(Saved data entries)
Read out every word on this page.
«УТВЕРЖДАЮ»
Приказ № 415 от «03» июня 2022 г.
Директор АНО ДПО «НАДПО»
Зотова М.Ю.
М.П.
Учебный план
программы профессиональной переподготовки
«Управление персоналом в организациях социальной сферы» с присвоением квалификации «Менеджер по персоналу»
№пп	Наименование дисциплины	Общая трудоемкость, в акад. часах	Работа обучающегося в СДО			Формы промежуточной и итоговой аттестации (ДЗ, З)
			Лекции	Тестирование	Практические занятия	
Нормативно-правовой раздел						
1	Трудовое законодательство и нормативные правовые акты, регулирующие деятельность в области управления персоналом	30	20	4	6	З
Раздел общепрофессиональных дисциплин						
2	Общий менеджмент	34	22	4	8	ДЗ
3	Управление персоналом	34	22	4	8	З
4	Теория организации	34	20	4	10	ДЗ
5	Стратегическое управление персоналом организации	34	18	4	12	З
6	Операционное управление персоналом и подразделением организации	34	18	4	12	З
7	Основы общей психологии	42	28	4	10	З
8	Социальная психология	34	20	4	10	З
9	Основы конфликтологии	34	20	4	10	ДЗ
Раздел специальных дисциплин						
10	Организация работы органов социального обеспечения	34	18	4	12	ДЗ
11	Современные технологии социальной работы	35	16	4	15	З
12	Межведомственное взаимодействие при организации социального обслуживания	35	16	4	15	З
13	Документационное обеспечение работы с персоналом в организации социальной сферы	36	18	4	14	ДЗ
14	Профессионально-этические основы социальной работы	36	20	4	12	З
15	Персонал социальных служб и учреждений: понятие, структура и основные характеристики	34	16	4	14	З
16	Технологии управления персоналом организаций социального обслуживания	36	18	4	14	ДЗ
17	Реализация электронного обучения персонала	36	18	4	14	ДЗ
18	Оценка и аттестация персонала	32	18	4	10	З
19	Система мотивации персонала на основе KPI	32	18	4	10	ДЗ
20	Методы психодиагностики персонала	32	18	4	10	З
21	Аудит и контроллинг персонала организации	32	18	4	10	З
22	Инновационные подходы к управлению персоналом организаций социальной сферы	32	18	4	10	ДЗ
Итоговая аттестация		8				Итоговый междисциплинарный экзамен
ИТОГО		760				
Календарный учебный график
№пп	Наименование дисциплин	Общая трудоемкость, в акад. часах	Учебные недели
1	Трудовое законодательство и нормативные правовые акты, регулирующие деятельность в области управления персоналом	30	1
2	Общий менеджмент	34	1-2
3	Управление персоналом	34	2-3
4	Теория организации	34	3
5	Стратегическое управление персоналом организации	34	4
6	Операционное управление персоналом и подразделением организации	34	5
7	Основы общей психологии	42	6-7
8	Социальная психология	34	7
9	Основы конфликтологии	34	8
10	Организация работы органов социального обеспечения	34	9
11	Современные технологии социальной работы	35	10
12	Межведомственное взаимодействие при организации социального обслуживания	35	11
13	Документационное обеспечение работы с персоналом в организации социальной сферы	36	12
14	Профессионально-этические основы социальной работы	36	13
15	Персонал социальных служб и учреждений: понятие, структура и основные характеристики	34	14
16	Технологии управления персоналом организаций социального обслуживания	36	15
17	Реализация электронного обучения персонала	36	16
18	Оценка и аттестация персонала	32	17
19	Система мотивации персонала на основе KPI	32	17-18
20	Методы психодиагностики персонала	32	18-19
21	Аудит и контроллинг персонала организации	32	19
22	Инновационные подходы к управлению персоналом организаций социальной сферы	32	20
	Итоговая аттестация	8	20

What the exercise asks: Look through the entries above and list every line containing "Наименование".

Reply:
№пп	Наименование дисциплины	Общая трудоемкость, в акад. часах	Работа обучающегося в СДО			Формы промежуточной и итоговой аттестации (ДЗ, З)
№пп	Наименование дисциплин	Общая трудоемкость, в акад. часах	Учебные недели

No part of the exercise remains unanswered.